* **Dataset extract**:
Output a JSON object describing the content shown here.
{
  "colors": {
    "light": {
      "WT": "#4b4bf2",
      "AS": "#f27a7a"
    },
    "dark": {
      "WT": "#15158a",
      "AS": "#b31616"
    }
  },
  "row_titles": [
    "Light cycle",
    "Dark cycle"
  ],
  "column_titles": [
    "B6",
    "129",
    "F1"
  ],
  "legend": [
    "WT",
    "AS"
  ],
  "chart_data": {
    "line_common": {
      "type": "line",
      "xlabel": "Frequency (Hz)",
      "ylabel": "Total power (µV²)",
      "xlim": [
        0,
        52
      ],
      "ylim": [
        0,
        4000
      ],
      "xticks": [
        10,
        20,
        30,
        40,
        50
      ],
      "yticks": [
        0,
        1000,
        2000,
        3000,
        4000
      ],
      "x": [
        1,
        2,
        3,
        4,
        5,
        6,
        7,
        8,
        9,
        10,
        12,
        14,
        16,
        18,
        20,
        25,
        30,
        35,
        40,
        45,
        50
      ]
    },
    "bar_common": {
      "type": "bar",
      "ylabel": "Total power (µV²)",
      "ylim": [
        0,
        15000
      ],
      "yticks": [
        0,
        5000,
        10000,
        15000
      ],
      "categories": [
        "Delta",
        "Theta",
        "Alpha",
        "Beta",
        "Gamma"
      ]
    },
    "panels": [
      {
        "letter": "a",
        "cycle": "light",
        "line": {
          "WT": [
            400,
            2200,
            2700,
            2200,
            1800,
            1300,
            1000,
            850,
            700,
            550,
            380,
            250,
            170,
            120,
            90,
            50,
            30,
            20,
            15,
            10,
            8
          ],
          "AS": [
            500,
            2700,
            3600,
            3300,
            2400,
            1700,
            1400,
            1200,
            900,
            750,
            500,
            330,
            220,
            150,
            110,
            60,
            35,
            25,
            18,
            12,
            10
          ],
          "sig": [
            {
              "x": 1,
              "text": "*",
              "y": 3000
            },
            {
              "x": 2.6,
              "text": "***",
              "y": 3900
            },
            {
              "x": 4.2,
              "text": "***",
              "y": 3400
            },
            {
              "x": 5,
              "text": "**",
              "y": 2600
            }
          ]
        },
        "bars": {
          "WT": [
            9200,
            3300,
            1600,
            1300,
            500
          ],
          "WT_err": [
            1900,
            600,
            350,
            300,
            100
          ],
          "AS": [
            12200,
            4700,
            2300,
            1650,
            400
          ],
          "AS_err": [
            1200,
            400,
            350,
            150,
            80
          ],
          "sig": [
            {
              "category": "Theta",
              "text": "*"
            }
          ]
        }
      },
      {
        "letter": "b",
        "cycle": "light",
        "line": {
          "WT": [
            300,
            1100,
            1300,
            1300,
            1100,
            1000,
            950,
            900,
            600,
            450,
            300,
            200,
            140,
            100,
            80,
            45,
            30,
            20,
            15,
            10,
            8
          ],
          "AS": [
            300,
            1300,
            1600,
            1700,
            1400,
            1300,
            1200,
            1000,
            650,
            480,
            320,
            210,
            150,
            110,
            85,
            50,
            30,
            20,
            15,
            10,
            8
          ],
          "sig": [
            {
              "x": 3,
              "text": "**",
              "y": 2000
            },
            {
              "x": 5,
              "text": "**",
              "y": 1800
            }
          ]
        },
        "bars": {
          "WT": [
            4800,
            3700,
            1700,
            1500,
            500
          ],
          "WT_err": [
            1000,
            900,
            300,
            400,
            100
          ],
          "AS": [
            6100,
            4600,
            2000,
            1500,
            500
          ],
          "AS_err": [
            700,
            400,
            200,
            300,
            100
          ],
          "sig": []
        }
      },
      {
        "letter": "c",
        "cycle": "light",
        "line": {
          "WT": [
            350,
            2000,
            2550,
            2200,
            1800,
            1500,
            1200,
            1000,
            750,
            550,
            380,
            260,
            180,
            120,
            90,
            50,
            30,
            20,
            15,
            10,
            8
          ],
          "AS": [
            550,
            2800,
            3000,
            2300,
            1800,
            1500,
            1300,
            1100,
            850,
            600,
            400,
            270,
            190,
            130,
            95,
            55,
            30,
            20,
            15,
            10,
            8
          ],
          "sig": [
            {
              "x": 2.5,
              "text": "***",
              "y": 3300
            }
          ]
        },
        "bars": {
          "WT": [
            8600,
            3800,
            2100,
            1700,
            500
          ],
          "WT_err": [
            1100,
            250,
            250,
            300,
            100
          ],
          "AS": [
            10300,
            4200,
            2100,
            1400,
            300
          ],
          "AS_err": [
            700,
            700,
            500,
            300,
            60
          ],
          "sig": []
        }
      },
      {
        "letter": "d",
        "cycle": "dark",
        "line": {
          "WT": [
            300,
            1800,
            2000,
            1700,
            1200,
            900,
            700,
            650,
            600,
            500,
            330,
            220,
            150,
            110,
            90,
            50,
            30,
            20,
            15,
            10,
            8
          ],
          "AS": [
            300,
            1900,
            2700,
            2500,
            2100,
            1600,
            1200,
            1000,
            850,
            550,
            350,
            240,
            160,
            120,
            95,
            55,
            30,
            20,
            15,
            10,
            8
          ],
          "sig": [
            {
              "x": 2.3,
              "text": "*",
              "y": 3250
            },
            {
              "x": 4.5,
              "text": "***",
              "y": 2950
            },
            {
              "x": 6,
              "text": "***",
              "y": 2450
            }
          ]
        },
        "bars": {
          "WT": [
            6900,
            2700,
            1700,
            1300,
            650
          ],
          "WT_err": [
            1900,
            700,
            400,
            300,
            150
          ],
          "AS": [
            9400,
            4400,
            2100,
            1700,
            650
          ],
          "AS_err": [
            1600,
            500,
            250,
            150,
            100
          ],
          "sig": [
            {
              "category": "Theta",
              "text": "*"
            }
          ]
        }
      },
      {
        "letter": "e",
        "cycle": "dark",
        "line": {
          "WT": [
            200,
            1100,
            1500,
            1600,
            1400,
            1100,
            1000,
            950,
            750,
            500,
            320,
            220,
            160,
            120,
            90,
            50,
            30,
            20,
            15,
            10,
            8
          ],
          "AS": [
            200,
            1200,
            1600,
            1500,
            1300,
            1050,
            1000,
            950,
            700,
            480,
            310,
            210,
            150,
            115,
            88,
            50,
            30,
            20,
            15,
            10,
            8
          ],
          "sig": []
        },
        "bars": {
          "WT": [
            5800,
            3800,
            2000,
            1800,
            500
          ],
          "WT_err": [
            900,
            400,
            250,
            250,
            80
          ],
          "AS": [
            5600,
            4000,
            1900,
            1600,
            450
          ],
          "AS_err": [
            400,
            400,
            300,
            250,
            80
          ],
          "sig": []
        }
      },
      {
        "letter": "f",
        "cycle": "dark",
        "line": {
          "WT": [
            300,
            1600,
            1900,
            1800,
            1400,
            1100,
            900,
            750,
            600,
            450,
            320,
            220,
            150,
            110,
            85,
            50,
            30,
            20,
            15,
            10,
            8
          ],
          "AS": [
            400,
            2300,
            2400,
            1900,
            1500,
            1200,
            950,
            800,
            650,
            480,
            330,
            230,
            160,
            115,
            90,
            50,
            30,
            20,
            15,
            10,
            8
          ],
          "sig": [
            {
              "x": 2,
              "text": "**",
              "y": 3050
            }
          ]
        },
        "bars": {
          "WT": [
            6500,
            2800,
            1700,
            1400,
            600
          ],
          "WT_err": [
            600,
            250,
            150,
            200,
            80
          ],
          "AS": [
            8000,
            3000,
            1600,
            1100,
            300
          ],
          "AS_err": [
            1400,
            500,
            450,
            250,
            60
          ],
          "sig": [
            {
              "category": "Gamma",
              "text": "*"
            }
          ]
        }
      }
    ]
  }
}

* **Task details**:
Return all of the entries exactly as they were supplied.

* **Finished exercise**:
Output a JSON object describing the content shown here.
{
  "colors": {
    "light": {
      "WT": "#4b4bf2",
      "AS": "#f27a7a"
    },
    "dark": {
      "WT": "#15158a",
      "AS": "#b31616"
    }
  },
  "row_titles": [
    "Light cycle",
    "Dark cycle"
  ],
  "column_titles": [
    "B6",
    "129",
    "F1"
  ],
  "legend": [
    "WT",
    "AS"
  ],
  "chart_data": {
    "line_common": {
      "type": "line",
      "xlabel": "Frequency (Hz)",
      "ylabel": "Total power (µV²)",
      "xlim": [
        0,
        52
      ],
      "ylim": [
        0,
        4000
      ],
      "xticks": [
        10,
        20,
        30,
        40,
        50
      ],
      "yticks": [
        0,
        1000,
        2000,
        3000,
        4000
      ],
      "x": [
        1,
        2,
        3,
        4,
        5,
        6,
        7,
        8,
        9,
        10,
        12,
        14,
        16,
        18,
        20,
        25,
        30,
        35,
        40,
        45,
        50
      ]
    },
    "bar_common": {
      "type": "bar",
      "ylabel": "Total power (µV²)",
      "ylim": [
        0,
        15000
      ],
      "yticks": [
        0,
        5000,
        10000,
        15000
      ],
      "categories": [
        "Delta",
        "Theta",
        "Alpha",
        "Beta",
        "Gamma"
      ]
    },
    "panels": [
      {
        "letter": "a",
        "cycle": "light",
        "line": {
          "WT": [
            400,
            2200,
            2700,
            2200,
            1800,
            1300,
            1000,
            850,
            700,
            550,
            380,
            250,
            170,
            120,
            90,
            50,
            30,
            20,
            15,
            10,
            8
          ],
          "AS": [
            500,
            2700,
            3600,
            3300,
            2400,
            1700,
            1400,
            1200,
            900,
            750,
            500,
            330,
            220,
            150,
            110,
            60,
            35,
            25,
            18,
            12,
            10
          ],
          "sig": [
            {
              "x": 1,
              "text": "*",
              "y": 3000
            },
            {
              "x": 2.6,
              "text": "***",
              "y": 3900
            },
            {
              "x": 4.2,
              "text": "***",
              "y": 3400
            },
            {
              "x": 5,
              "text": "**",
              "y": 2600
            }
          ]
        },
        "bars": {
          "WT": [
            9200,
            3300,
            1600,
            1300,
            500
          ],
          "WT_err": [
            1900,
            600,
            350,
            300,
            100
          ],
          "AS": [
            12200,
            4700,
            2300,
            1650,
            400
          ],
          "AS_err": [
            1200,
            400,
            350,
            150,
            80
          ],
          "sig": [
            {
              "category": "Theta",
              "text": "*"
            }
          ]
        }
      },
      {
        "letter": "b",
        "cycle": "light",
        "line": {
          "WT": [
            300,
            1100,
            1300,
            1300,
            1100,
            1000,
            950,
            900,
            600,
            450,
            300,
            200,
            140,
            100,
            80,
            45,
            30,
            20,
            15,
            10,
            8
          ],
          "AS": [
            300,
            1300,
            1600,
            1700,
            1400,
            1300,
            1200,
            1000,
            650,
            480,
            320,
            210,
            150,
            110,
            85,
            50,
            30,
            20,
            15,
            10,
            8
          ],
          "sig": [
            {
              "x": 3,
              "text": "**",
              "y": 2000
            },
            {
              "x": 5,
              "text": "**",
              "y": 1800
            }
          ]
        },
        "bars": {
          "WT": [
            4800,
            3700,
            1700,
            1500,
            500
          ],
          "WT_err": [
            1000,
            900,
            300,
            400,
            100
          ],
          "AS": [
            6100,
            4600,
            2000,
            1500,
            500
          ],
          "AS_err": [
            700,
            400,
            200,
            300,
            100
          ],
          "sig": []
        }
      },
      {
        "letter": "c",
        "cycle": "light",
        "line": {
          "WT": [
            350,
            2000,
            2550,
            2200,
            1800,
            1500,
            1200,
            1000,
            750,
            550,
            380,
            260,
            180,
            120,
            90,
            50,
            30,
            20,
            15,
            10,
            8
          ],
          "AS": [
            550,
            2800,
            3000,
            2300,
            1800,
            1500,
            1300,
            1100,
            850,
            600,
            400,
            270,
            190,
            130,
            95,
            55,
            30,
            20,
            15,
            10,
            8
          ],
          "sig": [
            {
              "x": 2.5,
              "text": "***",
              "y": 3300
            }
          ]
        },
        "bars": {
          "WT": [
            8600,
            3800,
            2100,
            1700,
            500
          ],
          "WT_err": [
            1100,
            250,
            250,
            300,
            100
          ],
          "AS": [
            10300,
            4200,
            2100,
            1400,
            300
          ],
          "AS_err": [
            700,
            700,
            500,
            300,
            60
          ],
          "sig": []
        }
      },
      {
        "letter": "d",
        "cycle": "dark",
        "line": {
          "WT": [
            300,
            1800,
            2000,
            1700,
            1200,
            900,
            700,
            650,
            600,
            500,
            330,
            220,
            150,
            110,
            90,
            50,
            30,
            20,
            15,
            10,
            8
          ],
          "AS": [
            300,
            1900,
            2700,
            2500,
            2100,
            1600,
            1200,
            1000,
            850,
            550,
            350,
            240,
            160,
            120,
            95,
            55,
            30,
            20,
            15,
            10,
            8
          ],
          "sig": [
            {
              "x": 2.3,
              "text": "*",
              "y": 3250
            },
            {
              "x": 4.5,
              "text": "***",
              "y": 2950
            },
            {
              "x": 6,
              "text": "***",
              "y": 2450
            }
          ]
        },
        "bars": {
          "WT": [
            6900,
            2700,
            1700,
            1300,
            650
          ],
          "WT_err": [
            1900,
            700,
            400,
            300,
            150
          ],
          "AS": [
            9400,
            4400,
            2100,
            1700,
            650
          ],
          "AS_err": [
            1600,
            500,
            250,
            150,
            100
          ],
          "sig": [
            {
              "category": "Theta",
              "text": "*"
            }
          ]
        }
      },
      {
        "letter": "e",
        "cycle": "dark",
        "line": {
          "WT": [
            200,
            1100,
            1500,
            1600,
            1400,
            1100,
            1000,
            950,
            750,
            500,
            320,
            220,
            160,
            120,
            90,
            50,
            30,
            20,
            15,
            10,
            8
          ],
          "AS": [
            200,
            1200,
            1600,
            1500,
            1300,
            1050,
            1000,
            950,
            700,
            480,
            310,
            210,
            150,
            115,
            88,
            50,
            30,
            20,
            15,
            10,
            8
          ],
          "sig": []
        },
        "bars": {
          "WT": [
            5800,
            3800,
            2000,
            1800,
            500
          ],
          "WT_err": [
            900,
            400,
            250,
            250,
            80
          ],
          "AS": [
            5600,
            4000,
            1900,
            1600,
            450
          ],
          "AS_err": [
            400,
            400,
            300,
            250,
            80
          ],
          "sig": []
        }
      },
      {
        "letter": "f",
        "cycle": "dark",
        "line": {
          "WT": [
            300,
            1600,
            1900,
            1800,
            1400,
            1100,
            900,
            750,
            600,
            450,
            320,
            220,
            150,
            110,
            85,
            50,
            30,
            20,
            15,
            10,
            8
          ],
          "AS": [
            400,
            2300,
            2400,
            1900,
            1500,
            1200,
            950,
            800,
            650,
            480,
            330,
            230,
            160,
            115,
            90,
            50,
            30,
            20,
            15,
            10,
            8
          ],
          "sig": [
            {
              "x": 2,
              "text": "**",
              "y": 3050
            }
          ]
        },
        "bars": {
          "WT": [
            6500,
            2800,
            1700,
            1400,
            600
          ],
          "WT_err": [
            600,
            250,
            150,
            200,
            80
          ],
          "AS": [
            8000,
            3000,
            1600,
            1100,
            300
          ],
          "AS_err": [
            1400,
            500,
            450,
            250,
            60
          ],
          "sig": [
            {
              "category": "Gamma",
              "text": "*"
            }
          ]
        }
      }
    ]
  }
}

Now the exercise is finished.